> _EXERCISE_
Tally the lines that include the word "тепловые" and reply with nothing but the total.
START RECORDS PROVIDED
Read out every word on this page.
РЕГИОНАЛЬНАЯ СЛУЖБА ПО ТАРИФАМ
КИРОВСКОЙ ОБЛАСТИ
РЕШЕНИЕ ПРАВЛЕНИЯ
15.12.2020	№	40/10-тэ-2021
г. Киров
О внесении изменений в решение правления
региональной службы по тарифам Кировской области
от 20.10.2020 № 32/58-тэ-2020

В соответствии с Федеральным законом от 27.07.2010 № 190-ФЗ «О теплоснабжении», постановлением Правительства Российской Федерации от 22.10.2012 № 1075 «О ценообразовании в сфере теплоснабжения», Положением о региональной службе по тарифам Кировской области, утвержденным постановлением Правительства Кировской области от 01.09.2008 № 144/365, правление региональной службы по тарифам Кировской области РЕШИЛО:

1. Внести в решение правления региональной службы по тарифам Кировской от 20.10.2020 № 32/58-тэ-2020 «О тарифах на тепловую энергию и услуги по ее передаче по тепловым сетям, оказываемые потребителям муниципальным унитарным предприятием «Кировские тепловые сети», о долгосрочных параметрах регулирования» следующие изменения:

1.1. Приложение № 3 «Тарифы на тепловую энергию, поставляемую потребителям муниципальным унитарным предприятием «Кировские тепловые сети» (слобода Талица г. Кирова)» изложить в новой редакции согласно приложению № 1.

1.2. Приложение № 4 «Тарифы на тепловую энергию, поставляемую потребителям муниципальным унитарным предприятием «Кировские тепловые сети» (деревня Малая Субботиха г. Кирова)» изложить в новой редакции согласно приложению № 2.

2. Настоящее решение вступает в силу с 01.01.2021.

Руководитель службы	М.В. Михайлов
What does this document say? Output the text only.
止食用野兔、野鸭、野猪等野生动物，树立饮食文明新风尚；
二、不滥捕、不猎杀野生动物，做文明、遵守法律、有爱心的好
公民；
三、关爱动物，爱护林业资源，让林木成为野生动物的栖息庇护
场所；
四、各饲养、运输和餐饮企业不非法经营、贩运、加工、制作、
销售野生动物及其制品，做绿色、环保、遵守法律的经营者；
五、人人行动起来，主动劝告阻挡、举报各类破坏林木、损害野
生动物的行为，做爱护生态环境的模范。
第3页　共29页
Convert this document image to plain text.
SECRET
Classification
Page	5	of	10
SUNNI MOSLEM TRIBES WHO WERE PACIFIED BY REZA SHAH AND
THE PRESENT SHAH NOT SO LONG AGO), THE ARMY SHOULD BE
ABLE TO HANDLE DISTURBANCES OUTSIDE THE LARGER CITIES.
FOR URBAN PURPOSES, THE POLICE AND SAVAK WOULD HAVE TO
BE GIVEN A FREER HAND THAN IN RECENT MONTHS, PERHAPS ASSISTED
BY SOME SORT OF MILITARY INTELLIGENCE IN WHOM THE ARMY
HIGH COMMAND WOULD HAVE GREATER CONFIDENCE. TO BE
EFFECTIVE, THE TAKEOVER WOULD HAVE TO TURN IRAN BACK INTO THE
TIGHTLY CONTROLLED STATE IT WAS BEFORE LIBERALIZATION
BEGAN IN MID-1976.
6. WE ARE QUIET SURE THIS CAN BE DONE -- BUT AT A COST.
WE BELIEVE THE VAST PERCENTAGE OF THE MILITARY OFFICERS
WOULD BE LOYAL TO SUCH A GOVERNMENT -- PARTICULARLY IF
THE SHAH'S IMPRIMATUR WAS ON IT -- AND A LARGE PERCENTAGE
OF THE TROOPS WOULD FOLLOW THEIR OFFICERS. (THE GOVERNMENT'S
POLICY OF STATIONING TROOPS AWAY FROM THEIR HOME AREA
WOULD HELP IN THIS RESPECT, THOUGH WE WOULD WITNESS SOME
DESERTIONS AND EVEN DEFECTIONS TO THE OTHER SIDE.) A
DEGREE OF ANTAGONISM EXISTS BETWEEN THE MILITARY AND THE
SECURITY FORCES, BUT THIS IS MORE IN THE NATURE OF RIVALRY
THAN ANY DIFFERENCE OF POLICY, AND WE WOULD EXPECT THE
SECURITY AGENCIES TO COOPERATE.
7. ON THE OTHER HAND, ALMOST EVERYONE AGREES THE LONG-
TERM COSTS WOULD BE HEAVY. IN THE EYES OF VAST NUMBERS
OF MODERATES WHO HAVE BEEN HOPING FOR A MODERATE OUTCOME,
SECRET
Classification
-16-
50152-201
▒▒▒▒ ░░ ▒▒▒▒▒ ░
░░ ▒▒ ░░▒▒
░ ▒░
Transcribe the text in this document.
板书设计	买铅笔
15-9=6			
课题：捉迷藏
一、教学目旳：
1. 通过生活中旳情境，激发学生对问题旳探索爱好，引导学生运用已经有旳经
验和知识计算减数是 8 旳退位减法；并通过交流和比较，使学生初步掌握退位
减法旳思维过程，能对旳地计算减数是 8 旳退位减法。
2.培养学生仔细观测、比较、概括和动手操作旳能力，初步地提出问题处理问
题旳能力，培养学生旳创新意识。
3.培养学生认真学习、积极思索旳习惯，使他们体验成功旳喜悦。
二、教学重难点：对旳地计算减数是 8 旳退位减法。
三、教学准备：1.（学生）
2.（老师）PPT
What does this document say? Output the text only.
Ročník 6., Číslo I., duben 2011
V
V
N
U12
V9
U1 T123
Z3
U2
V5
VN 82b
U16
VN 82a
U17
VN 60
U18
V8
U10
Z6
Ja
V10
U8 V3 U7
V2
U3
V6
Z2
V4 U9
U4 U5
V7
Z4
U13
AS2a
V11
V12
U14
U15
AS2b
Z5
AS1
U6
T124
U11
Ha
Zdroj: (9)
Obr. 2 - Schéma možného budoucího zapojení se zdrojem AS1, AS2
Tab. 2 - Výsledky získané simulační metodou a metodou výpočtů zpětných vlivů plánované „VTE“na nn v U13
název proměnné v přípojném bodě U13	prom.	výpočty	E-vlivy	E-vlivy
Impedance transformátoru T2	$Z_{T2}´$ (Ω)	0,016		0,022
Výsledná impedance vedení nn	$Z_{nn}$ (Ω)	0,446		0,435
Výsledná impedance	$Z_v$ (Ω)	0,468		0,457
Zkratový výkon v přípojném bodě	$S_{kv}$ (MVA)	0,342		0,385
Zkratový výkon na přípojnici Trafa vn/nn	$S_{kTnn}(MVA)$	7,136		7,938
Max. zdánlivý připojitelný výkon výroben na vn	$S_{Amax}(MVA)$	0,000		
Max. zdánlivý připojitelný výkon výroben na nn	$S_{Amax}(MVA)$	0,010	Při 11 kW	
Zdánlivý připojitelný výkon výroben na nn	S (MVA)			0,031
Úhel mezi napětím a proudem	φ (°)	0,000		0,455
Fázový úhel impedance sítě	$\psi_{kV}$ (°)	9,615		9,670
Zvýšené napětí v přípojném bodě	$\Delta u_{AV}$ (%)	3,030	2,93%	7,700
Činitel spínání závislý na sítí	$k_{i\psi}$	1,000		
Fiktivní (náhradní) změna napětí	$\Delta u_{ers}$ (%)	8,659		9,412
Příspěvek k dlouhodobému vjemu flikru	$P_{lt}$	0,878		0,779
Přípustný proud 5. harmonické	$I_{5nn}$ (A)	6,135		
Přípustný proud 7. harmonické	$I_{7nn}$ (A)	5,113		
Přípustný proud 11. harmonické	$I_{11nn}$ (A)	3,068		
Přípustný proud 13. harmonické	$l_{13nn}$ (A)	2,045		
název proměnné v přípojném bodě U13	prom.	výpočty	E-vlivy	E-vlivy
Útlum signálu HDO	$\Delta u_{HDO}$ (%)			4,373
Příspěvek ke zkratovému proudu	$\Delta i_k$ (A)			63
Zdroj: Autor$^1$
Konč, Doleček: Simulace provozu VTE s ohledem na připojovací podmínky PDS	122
END RECORDS PROVIDED
> _ANSWER TO THIS TASK_
3